● DIRECTIVE
Find each line holding "Somente" and copy it out.

/---

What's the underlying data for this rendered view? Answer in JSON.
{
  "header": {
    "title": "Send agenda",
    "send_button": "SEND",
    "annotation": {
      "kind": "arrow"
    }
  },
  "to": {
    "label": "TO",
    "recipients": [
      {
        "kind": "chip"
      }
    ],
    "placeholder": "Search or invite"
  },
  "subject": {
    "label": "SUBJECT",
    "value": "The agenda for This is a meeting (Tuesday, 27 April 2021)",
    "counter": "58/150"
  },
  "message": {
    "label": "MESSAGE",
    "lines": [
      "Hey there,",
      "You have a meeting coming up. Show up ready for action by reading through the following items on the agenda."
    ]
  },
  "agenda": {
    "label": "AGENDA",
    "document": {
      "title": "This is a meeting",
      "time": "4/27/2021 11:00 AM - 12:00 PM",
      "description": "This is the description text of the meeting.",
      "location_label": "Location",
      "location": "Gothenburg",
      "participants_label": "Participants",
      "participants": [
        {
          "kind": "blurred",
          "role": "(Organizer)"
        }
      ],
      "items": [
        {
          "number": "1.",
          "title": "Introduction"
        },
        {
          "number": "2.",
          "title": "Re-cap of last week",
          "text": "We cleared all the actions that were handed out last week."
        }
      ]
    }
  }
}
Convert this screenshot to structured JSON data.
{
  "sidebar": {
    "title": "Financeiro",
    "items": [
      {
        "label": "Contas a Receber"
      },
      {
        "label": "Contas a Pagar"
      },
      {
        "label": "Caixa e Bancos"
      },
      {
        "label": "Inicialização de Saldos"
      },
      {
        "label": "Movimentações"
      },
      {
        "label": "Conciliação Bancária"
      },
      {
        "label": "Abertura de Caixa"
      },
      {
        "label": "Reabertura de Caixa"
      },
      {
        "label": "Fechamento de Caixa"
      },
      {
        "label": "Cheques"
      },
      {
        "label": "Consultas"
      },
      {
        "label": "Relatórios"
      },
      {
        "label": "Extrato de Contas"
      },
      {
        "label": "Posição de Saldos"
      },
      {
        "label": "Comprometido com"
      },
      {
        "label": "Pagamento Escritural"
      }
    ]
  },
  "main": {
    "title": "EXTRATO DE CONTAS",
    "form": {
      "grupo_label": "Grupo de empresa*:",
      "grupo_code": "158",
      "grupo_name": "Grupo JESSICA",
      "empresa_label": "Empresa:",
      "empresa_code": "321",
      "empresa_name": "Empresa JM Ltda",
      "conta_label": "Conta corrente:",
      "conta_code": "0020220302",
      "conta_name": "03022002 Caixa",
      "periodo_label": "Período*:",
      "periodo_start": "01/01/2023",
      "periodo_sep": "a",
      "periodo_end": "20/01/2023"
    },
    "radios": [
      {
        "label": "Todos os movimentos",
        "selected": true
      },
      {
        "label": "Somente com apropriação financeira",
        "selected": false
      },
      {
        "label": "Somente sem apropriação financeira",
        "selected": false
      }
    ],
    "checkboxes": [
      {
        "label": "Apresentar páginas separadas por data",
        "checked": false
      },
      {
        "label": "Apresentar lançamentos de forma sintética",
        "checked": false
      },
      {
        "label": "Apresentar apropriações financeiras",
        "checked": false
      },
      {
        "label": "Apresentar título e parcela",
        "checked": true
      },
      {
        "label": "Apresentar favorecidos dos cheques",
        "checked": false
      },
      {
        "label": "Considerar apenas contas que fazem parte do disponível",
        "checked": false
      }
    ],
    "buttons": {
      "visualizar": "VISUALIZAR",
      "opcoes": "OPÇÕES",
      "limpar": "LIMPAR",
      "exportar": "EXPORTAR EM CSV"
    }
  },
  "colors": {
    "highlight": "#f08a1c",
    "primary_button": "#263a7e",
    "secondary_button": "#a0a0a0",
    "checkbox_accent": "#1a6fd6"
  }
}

\---

● OUTPUT FOR THIS TASK
        "label": "Somente com apropriação financeira",
        "label": "Somente sem apropriação financeira",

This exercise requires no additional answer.